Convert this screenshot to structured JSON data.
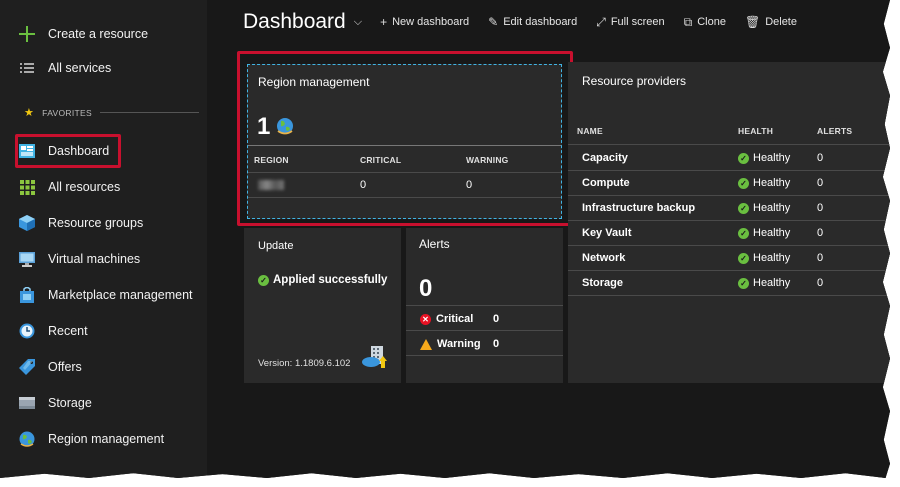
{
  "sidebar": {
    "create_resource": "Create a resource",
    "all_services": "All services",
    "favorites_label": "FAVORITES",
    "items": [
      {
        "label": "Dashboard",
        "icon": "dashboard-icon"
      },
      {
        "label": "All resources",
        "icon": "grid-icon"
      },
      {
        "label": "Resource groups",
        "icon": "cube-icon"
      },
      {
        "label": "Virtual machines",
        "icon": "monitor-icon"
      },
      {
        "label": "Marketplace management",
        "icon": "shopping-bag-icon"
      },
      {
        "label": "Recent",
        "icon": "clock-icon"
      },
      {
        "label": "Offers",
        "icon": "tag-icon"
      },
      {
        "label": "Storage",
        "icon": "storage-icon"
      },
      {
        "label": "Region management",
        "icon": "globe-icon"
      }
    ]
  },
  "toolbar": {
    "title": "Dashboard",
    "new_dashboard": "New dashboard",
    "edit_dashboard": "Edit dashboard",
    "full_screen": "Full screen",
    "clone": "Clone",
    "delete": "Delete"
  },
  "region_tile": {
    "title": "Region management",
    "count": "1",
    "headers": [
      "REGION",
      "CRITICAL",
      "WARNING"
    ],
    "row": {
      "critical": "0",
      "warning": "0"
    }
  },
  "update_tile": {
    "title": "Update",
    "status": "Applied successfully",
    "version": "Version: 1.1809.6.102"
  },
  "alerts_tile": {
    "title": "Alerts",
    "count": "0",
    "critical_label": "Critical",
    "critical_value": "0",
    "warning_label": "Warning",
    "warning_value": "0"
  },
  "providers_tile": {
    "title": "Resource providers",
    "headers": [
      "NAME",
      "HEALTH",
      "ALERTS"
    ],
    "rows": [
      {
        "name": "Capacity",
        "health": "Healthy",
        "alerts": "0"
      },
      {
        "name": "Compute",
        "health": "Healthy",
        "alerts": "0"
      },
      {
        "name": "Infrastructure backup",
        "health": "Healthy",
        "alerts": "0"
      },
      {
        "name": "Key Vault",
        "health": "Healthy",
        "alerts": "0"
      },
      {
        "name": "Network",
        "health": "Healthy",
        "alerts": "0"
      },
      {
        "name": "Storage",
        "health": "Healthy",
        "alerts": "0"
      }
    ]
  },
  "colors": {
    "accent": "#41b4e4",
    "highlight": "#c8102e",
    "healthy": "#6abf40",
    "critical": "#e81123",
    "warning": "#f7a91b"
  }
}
━━━
Challenge | Repeat the material above word for word, please, apart from its images.

Correct answer |
Convert this screenshot to structured JSON data.
{
  "sidebar": {
    "create_resource": "Create a resource",
    "all_services": "All services",
    "favorites_label": "FAVORITES",
    "items": [
      {
        "label": "Dashboard",
        "icon": "dashboard-icon"
      },
      {
        "label": "All resources",
        "icon": "grid-icon"
      },
      {
        "label": "Resource groups",
        "icon": "cube-icon"
      },
      {
        "label": "Virtual machines",
        "icon": "monitor-icon"
      },
      {
        "label": "Marketplace management",
        "icon": "shopping-bag-icon"
      },
      {
        "label": "Recent",
        "icon": "clock-icon"
      },
      {
        "label": "Offers",
        "icon": "tag-icon"
      },
      {
        "label": "Storage",
        "icon": "storage-icon"
      },
      {
        "label": "Region management",
        "icon": "globe-icon"
      }
    ]
  },
  "toolbar": {
    "title": "Dashboard",
    "new_dashboard": "New dashboard",
    "edit_dashboard": "Edit dashboard",
    "full_screen": "Full screen",
    "clone": "Clone",
    "delete": "Delete"
  },
  "region_tile": {
    "title": "Region management",
    "count": "1",
    "headers": [
      "REGION",
      "CRITICAL",
      "WARNING"
    ],
    "row": {
      "critical": "0",
      "warning": "0"
    }
  },
  "update_tile": {
    "title": "Update",
    "status": "Applied successfully",
    "version": "Version: 1.1809.6.102"
  },
  "alerts_tile": {
    "title": "Alerts",
    "count": "0",
    "critical_label": "Critical",
    "critical_value": "0",
    "warning_label": "Warning",
    "warning_value": "0"
  },
  "providers_tile": {
    "title": "Resource providers",
    "headers": [
      "NAME",
      "HEALTH",
      "ALERTS"
    ],
    "rows": [
      {
        "name": "Capacity",
        "health": "Healthy",
        "alerts": "0"
      },
      {
        "name": "Compute",
        "health": "Healthy",
        "alerts": "0"
      },
      {
        "name": "Infrastructure backup",
        "health": "Healthy",
        "alerts": "0"
      },
      {
        "name": "Key Vault",
        "health": "Healthy",
        "alerts": "0"
      },
      {
        "name": "Network",
        "health": "Healthy",
        "alerts": "0"
      },
      {
        "name": "Storage",
        "health": "Healthy",
        "alerts": "0"
      }
    ]
  },
  "colors": {
    "accent": "#41b4e4",
    "highlight": "#c8102e",
    "healthy": "#6abf40",
    "critical": "#e81123",
    "warning": "#f7a91b"
  }
}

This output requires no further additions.